===== Recorded information =====
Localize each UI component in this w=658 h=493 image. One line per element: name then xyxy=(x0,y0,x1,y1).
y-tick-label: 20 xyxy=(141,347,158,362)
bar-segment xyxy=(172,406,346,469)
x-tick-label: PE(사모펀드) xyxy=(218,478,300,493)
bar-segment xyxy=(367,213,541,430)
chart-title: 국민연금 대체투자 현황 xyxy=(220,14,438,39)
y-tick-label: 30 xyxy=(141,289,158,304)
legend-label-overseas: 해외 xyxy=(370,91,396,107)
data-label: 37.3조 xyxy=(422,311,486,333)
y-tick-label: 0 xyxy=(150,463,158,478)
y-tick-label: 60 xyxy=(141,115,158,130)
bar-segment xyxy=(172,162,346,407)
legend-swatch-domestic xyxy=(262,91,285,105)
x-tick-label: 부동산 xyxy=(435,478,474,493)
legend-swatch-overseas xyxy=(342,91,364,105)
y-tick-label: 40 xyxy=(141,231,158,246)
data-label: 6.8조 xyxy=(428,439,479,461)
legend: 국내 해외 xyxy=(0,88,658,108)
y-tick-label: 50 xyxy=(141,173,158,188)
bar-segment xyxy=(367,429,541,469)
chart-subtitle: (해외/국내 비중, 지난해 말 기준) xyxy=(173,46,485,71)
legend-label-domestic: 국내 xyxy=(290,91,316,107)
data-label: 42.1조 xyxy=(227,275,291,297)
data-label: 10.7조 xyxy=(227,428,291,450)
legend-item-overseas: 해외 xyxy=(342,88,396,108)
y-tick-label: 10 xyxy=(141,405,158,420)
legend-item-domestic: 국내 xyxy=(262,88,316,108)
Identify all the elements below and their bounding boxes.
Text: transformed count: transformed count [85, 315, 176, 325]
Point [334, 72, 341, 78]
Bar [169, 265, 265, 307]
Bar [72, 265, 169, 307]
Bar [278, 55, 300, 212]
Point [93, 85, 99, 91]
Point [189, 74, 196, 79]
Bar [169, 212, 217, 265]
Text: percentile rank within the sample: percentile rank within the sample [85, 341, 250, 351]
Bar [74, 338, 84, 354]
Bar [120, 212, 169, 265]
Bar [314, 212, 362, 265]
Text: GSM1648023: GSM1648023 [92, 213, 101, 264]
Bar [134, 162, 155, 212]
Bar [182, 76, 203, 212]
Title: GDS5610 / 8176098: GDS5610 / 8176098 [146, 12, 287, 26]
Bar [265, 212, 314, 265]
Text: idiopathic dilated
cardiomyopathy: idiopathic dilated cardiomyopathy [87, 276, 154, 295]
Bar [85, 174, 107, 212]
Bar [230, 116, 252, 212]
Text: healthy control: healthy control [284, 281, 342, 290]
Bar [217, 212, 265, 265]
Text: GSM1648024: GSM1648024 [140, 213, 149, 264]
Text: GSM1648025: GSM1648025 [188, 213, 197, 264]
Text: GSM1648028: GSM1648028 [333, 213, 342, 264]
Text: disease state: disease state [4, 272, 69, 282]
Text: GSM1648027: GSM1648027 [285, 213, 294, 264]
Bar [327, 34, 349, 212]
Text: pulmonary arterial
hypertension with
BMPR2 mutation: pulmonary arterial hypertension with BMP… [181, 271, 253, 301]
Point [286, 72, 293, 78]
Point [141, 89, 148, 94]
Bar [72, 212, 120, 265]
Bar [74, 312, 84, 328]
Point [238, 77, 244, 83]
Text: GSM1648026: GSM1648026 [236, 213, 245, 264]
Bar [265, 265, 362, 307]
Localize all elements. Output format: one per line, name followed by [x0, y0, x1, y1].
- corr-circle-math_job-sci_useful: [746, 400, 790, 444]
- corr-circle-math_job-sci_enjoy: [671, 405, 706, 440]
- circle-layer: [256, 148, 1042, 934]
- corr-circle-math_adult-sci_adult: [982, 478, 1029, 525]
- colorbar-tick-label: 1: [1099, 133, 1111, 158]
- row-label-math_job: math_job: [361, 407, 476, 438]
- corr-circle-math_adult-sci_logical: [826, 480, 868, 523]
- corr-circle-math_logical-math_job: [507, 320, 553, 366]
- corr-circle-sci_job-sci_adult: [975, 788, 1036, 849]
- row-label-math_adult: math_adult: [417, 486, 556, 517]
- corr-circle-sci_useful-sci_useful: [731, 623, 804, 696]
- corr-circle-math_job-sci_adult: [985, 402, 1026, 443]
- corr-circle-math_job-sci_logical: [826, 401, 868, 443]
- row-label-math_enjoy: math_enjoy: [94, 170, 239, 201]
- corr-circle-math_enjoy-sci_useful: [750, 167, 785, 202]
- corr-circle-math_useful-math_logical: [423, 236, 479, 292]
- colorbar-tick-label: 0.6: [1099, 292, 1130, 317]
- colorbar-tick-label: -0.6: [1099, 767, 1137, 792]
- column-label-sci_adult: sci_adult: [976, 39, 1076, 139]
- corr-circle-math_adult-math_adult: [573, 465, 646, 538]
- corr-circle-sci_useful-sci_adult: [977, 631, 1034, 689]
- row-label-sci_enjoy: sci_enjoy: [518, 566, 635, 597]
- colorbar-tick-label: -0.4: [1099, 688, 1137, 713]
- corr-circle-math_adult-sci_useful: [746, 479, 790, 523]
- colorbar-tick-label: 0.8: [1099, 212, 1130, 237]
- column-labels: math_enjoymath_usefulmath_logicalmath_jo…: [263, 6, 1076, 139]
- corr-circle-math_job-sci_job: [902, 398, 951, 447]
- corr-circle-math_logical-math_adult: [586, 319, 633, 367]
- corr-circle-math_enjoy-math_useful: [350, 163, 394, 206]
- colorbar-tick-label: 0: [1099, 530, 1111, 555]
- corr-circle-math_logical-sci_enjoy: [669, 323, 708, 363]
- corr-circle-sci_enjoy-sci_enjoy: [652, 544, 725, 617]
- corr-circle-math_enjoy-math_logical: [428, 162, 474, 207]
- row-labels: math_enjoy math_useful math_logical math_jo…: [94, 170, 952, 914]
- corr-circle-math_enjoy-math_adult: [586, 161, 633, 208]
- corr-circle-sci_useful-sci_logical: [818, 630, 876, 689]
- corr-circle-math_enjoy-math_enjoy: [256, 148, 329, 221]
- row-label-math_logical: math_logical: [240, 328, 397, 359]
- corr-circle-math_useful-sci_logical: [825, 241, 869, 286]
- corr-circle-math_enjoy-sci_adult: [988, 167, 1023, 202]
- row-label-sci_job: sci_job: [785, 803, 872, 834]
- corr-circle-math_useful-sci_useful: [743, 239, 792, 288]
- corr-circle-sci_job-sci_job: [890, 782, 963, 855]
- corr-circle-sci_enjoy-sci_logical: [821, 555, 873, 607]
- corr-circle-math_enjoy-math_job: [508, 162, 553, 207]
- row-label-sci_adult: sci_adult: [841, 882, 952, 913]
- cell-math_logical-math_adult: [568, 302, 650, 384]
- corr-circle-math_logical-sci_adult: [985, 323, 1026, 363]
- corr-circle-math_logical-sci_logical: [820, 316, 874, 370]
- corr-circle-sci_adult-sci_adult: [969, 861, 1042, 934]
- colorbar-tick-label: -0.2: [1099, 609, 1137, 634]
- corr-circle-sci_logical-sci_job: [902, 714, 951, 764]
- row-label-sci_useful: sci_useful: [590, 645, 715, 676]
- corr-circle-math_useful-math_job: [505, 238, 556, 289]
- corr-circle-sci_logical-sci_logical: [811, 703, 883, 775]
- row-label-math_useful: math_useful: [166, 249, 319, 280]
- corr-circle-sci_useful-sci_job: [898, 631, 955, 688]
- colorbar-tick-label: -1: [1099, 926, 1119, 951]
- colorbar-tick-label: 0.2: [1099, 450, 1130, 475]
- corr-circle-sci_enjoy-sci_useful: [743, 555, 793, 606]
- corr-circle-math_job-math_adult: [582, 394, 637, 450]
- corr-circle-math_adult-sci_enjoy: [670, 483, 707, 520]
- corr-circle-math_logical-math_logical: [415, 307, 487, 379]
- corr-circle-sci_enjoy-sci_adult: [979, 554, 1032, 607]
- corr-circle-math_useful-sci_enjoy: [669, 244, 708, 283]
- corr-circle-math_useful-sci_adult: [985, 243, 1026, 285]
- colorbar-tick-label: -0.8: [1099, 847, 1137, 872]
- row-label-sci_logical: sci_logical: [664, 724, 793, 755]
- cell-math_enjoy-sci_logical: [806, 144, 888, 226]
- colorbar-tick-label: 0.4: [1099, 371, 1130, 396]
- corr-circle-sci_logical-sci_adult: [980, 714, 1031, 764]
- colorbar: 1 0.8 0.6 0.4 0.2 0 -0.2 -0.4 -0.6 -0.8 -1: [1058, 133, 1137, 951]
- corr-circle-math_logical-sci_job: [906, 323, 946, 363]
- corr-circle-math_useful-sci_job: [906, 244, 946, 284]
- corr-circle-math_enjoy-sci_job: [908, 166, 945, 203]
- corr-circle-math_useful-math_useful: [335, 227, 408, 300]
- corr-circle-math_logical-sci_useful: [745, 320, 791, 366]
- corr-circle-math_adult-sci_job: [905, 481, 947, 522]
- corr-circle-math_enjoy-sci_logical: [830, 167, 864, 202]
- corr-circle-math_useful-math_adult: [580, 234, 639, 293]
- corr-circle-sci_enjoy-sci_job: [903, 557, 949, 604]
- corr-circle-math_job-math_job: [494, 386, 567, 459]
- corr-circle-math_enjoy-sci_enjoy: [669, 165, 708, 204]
=====
» Work to be completed
Can you retype the lines above exactly, from the very first line through the line with "x-tick-label: PE(사모펀드) xyxy=(218,478,300,493)", including that line?

» Solution below
Localize each UI component in this w=658 h=493 image. One line per element: name then xyxy=(x0,y0,x1,y1).
y-tick-label: 20 xyxy=(141,347,158,362)
bar-segment xyxy=(172,406,346,469)
x-tick-label: PE(사모펀드) xyxy=(218,478,300,493)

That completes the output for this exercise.